Entries shown:
———

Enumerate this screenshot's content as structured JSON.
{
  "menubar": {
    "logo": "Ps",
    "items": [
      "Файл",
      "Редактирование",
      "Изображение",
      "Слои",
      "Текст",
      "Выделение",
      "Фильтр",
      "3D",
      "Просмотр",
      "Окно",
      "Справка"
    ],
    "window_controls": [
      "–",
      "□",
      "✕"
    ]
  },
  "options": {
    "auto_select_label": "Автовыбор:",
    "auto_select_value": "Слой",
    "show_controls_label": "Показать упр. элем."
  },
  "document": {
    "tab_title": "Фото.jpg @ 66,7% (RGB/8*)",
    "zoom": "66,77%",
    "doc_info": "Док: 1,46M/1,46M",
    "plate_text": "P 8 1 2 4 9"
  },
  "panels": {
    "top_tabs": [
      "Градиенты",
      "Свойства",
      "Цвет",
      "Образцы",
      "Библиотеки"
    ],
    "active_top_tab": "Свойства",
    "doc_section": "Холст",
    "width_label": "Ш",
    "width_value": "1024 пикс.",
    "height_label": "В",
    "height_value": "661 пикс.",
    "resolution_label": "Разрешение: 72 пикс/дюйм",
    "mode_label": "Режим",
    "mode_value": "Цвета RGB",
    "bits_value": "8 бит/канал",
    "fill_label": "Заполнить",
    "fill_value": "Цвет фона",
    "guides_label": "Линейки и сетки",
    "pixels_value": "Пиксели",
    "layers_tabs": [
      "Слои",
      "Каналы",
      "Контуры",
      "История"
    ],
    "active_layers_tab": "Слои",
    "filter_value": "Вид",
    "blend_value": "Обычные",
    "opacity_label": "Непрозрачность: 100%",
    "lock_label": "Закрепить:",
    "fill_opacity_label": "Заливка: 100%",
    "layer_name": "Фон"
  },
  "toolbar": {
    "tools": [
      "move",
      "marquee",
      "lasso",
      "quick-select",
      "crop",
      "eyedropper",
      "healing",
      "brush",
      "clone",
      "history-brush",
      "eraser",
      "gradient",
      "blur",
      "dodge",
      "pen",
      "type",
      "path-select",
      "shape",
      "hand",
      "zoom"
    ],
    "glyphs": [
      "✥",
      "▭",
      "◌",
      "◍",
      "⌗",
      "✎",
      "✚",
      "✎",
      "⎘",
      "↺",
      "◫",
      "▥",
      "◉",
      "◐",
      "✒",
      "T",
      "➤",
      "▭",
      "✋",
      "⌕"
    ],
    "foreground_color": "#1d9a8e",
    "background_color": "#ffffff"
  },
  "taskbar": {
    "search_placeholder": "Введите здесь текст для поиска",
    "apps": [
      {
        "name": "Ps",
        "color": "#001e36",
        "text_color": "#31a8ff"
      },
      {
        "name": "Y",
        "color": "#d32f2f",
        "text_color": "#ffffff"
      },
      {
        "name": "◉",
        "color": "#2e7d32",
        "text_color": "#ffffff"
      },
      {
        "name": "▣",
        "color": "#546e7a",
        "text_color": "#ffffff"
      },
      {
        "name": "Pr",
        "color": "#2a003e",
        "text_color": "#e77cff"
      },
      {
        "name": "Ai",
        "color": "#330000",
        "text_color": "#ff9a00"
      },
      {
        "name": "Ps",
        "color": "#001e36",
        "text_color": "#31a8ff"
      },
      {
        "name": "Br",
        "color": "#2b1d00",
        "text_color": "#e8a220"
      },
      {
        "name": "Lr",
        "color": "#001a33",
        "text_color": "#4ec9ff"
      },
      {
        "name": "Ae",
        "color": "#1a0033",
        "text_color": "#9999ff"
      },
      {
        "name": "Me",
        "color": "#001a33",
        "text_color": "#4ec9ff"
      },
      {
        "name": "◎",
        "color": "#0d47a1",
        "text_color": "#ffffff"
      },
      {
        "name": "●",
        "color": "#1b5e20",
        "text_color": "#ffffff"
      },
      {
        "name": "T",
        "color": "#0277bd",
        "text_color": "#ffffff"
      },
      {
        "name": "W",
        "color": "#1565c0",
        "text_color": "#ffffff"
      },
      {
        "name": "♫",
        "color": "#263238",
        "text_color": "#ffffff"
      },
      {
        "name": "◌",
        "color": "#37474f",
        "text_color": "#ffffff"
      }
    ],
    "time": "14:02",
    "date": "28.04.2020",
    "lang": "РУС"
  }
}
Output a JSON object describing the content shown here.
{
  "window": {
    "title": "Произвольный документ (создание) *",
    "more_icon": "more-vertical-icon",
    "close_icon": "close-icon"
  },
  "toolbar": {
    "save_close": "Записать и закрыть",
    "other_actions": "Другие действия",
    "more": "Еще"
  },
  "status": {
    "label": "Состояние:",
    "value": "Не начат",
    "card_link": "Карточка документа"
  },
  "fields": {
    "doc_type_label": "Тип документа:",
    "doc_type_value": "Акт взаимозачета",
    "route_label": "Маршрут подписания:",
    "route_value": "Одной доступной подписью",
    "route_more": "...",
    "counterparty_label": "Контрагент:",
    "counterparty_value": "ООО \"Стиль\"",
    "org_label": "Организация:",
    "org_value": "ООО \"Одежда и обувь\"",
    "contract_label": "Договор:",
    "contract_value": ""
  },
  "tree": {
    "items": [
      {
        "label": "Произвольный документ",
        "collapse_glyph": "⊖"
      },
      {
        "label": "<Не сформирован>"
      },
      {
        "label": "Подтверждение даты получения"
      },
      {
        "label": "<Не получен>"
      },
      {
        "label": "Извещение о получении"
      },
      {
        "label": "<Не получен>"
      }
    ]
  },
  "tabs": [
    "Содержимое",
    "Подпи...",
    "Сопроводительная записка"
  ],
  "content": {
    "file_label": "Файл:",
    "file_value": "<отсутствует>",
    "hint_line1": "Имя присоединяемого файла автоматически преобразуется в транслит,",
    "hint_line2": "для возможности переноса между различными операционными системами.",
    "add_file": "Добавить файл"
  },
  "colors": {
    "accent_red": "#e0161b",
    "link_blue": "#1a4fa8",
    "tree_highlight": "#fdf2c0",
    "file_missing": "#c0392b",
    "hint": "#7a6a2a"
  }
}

———

Set task:
Type out the whole listing above again, exactly as it stands.

Task answer:
Enumerate this screenshot's content as structured JSON.
{
  "menubar": {
    "logo": "Ps",
    "items": [
      "Файл",
      "Редактирование",
      "Изображение",
      "Слои",
      "Текст",
      "Выделение",
      "Фильтр",
      "3D",
      "Просмотр",
      "Окно",
      "Справка"
    ],
    "window_controls": [
      "–",
      "□",
      "✕"
    ]
  },
  "options": {
    "auto_select_label": "Автовыбор:",
    "auto_select_value": "Слой",
    "show_controls_label": "Показать упр. элем."
  },
  "document": {
    "tab_title": "Фото.jpg @ 66,7% (RGB/8*)",
    "zoom": "66,77%",
    "doc_info": "Док: 1,46M/1,46M",
    "plate_text": "P 8 1 2 4 9"
  },
  "panels": {
    "top_tabs": [
      "Градиенты",
      "Свойства",
      "Цвет",
      "Образцы",
      "Библиотеки"
    ],
    "active_top_tab": "Свойства",
    "doc_section": "Холст",
    "width_label": "Ш",
    "width_value": "1024 пикс.",
    "height_label": "В",
    "height_value": "661 пикс.",
    "resolution_label": "Разрешение: 72 пикс/дюйм",
    "mode_label": "Режим",
    "mode_value": "Цвета RGB",
    "bits_value": "8 бит/канал",
    "fill_label": "Заполнить",
    "fill_value": "Цвет фона",
    "guides_label": "Линейки и сетки",
    "pixels_value": "Пиксели",
    "layers_tabs": [
      "Слои",
      "Каналы",
      "Контуры",
      "История"
    ],
    "active_layers_tab": "Слои",
    "filter_value": "Вид",
    "blend_value": "Обычные",
    "opacity_label": "Непрозрачность: 100%",
    "lock_label": "Закрепить:",
    "fill_opacity_label": "Заливка: 100%",
    "layer_name": "Фон"
  },
  "toolbar": {
    "tools": [
      "move",
      "marquee",
      "lasso",
      "quick-select",
      "crop",
      "eyedropper",
      "healing",
      "brush",
      "clone",
      "history-brush",
      "eraser",
      "gradient",
      "blur",
      "dodge",
      "pen",
      "type",
      "path-select",
      "shape",
      "hand",
      "zoom"
    ],
    "glyphs": [
      "✥",
      "▭",
      "◌",
      "◍",
      "⌗",
      "✎",
      "✚",
      "✎",
      "⎘",
      "↺",
      "◫",
      "▥",
      "◉",
      "◐",
      "✒",
      "T",
      "➤",
      "▭",
      "✋",
      "⌕"
    ],
    "foreground_color": "#1d9a8e",
    "background_color": "#ffffff"
  },
  "taskbar": {
    "search_placeholder": "Введите здесь текст для поиска",
    "apps": [
      {
        "name": "Ps",
        "color": "#001e36",
        "text_color": "#31a8ff"
      },
      {
        "name": "Y",
        "color": "#d32f2f",
        "text_color": "#ffffff"
      },
      {
        "name": "◉",
        "color": "#2e7d32",
        "text_color": "#ffffff"
      },
      {
        "name": "▣",
        "color": "#546e7a",
        "text_color": "#ffffff"
      },
      {
        "name": "Pr",
        "color": "#2a003e",
        "text_color": "#e77cff"
      },
      {
        "name": "Ai",
        "color": "#330000",
        "text_color": "#ff9a00"
      },
      {
        "name": "Ps",
        "color": "#001e36",
        "text_color": "#31a8ff"
      },
      {
        "name": "Br",
        "color": "#2b1d00",
        "text_color": "#e8a220"
      },
      {
        "name": "Lr",
        "color": "#001a33",
        "text_color": "#4ec9ff"
      },
      {
        "name": "Ae",
        "color": "#1a0033",
        "text_color": "#9999ff"
      },
      {
        "name": "Me",
        "color": "#001a33",
        "text_color": "#4ec9ff"
      },
      {
        "name": "◎",
        "color": "#0d47a1",
        "text_color": "#ffffff"
      },
      {
        "name": "●",
        "color": "#1b5e20",
        "text_color": "#ffffff"
      },
      {
        "name": "T",
        "color": "#0277bd",
        "text_color": "#ffffff"
      },
      {
        "name": "W",
        "color": "#1565c0",
        "text_color": "#ffffff"
      },
      {
        "name": "♫",
        "color": "#263238",
        "text_color": "#ffffff"
      },
      {
        "name": "◌",
        "color": "#37474f",
        "text_color": "#ffffff"
      }
    ],
    "time": "14:02",
    "date": "28.04.2020",
    "lang": "РУС"
  }
}
Output a JSON object describing the content shown here.
{
  "window": {
    "title": "Произвольный документ (создание) *",
    "more_icon": "more-vertical-icon",
    "close_icon": "close-icon"
  },
  "toolbar": {
    "save_close": "Записать и закрыть",
    "other_actions": "Другие действия",
    "more": "Еще"
  },
  "status": {
    "label": "Состояние:",
    "value": "Не начат",
    "card_link": "Карточка документа"
  },
  "fields": {
    "doc_type_label": "Тип документа:",
    "doc_type_value": "Акт взаимозачета",
    "route_label": "Маршрут подписания:",
    "route_value": "Одной доступной подписью",
    "route_more": "...",
    "counterparty_label": "Контрагент:",
    "counterparty_value": "ООО \"Стиль\"",
    "org_label": "Организация:",
    "org_value": "ООО \"Одежда и обувь\"",
    "contract_label": "Договор:",
    "contract_value": ""
  },
  "tree": {
    "items": [
      {
        "label": "Произвольный документ",
        "collapse_glyph": "⊖"
      },
      {
        "label": "<Не сформирован>"
      },
      {
        "label": "Подтверждение даты получения"
      },
      {
        "label": "<Не получен>"
      },
      {
        "label": "Извещение о получении"
      },
      {
        "label": "<Не получен>"
      }
    ]
  },
  "tabs": [
    "Содержимое",
    "Подпи...",
    "Сопроводительная записка"
  ],
  "content": {
    "file_label": "Файл:",
    "file_value": "<отсутствует>",
    "hint_line1": "Имя присоединяемого файла автоматически преобразуется в транслит,",
    "hint_line2": "для возможности переноса между различными операционными системами.",
    "add_file": "Добавить файл"
  },
  "colors": {
    "accent_red": "#e0161b",
    "link_blue": "#1a4fa8",
    "tree_highlight": "#fdf2c0",
    "file_missing": "#c0392b",
    "hint": "#7a6a2a"
  }
}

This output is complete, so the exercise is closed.